### WHAT YOU NEED TO DO
Pull out every line of the listing below where "excitement" appears.

** Begin DATA EXTRACT **

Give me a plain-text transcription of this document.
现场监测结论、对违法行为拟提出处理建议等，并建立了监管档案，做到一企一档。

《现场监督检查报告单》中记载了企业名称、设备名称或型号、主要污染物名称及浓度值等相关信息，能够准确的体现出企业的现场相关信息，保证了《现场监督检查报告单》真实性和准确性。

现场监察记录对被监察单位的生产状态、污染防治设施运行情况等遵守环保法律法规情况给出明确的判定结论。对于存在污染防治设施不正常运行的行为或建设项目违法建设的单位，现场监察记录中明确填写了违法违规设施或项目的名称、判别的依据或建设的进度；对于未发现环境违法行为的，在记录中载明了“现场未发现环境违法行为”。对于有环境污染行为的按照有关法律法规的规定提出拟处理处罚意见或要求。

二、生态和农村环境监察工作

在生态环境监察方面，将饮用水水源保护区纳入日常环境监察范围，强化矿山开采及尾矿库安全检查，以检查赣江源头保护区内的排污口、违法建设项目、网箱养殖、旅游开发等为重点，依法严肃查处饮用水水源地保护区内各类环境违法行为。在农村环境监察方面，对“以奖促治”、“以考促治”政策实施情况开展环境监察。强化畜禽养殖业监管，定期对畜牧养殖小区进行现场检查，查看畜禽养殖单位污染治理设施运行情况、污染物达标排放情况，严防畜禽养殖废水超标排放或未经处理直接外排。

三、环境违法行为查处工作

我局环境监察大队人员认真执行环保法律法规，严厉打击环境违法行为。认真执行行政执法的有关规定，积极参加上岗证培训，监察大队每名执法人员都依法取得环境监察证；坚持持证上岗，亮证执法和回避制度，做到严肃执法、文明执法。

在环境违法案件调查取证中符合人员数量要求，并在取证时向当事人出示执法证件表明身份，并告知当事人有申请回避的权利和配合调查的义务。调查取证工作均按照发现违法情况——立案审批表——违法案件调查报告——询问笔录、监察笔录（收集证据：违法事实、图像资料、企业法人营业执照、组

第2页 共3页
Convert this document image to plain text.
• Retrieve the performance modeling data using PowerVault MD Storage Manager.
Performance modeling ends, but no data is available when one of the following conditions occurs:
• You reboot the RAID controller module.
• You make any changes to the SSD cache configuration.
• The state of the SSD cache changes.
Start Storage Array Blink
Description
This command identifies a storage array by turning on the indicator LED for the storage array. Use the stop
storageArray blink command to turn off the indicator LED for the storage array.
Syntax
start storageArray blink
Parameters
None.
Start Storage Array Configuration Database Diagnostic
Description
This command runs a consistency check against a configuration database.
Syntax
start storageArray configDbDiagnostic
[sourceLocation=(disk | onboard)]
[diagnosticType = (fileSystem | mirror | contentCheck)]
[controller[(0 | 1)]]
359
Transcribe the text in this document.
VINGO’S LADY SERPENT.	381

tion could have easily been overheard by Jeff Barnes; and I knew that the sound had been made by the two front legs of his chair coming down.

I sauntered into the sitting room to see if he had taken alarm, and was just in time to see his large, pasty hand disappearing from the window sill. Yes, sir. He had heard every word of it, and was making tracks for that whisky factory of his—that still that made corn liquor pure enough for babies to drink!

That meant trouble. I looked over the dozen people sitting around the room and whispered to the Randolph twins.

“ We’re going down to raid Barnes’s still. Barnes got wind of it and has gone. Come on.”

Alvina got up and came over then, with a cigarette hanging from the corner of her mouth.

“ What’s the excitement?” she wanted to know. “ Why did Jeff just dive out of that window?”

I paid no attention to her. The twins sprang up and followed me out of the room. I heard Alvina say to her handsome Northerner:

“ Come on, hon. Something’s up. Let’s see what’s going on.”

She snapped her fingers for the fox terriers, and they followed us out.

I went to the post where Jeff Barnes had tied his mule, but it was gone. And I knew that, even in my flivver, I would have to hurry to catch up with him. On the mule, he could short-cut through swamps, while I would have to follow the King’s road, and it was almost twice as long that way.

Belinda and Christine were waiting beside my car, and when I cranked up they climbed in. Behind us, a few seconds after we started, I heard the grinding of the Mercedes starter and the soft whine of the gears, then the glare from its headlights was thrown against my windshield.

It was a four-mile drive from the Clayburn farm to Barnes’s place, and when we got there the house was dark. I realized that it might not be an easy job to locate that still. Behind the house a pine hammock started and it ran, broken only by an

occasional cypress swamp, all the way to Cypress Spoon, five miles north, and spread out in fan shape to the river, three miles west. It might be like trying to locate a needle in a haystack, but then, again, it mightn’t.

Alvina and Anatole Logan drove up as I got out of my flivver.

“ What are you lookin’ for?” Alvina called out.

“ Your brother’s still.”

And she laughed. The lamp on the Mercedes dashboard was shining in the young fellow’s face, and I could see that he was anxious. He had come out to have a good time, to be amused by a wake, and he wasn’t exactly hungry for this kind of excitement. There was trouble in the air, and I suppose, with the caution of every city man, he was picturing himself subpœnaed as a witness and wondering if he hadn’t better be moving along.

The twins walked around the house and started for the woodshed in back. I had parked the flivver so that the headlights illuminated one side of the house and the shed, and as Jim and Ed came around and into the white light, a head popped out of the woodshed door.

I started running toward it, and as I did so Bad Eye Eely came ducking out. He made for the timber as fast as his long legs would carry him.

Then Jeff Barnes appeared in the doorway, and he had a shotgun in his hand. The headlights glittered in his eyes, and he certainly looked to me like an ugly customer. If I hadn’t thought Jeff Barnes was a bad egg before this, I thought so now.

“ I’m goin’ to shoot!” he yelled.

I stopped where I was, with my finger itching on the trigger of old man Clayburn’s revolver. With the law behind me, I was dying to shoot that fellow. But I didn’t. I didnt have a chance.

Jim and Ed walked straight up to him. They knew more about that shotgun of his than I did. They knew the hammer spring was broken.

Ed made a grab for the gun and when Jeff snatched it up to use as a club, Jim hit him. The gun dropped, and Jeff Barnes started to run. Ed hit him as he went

** End DATA EXTRACT **

### RESULT OF THE TASK
“ What’s the excitement?” she wanted to know. “ Why did Jeff just dive out of that window?”
And she laughed. The lamp on the Mercedes dashboard was shining in the young fellow’s face, and I could see that he was anxious. He had come out to have a good time, to be amused by a wake, and he wasn’t exactly hungry for this kind of excitement. There was trouble in the air, and I suppose, with the caution of every city man, he was picturing himself subpœnaed as a witness and wondering if he hadn’t better be moving along.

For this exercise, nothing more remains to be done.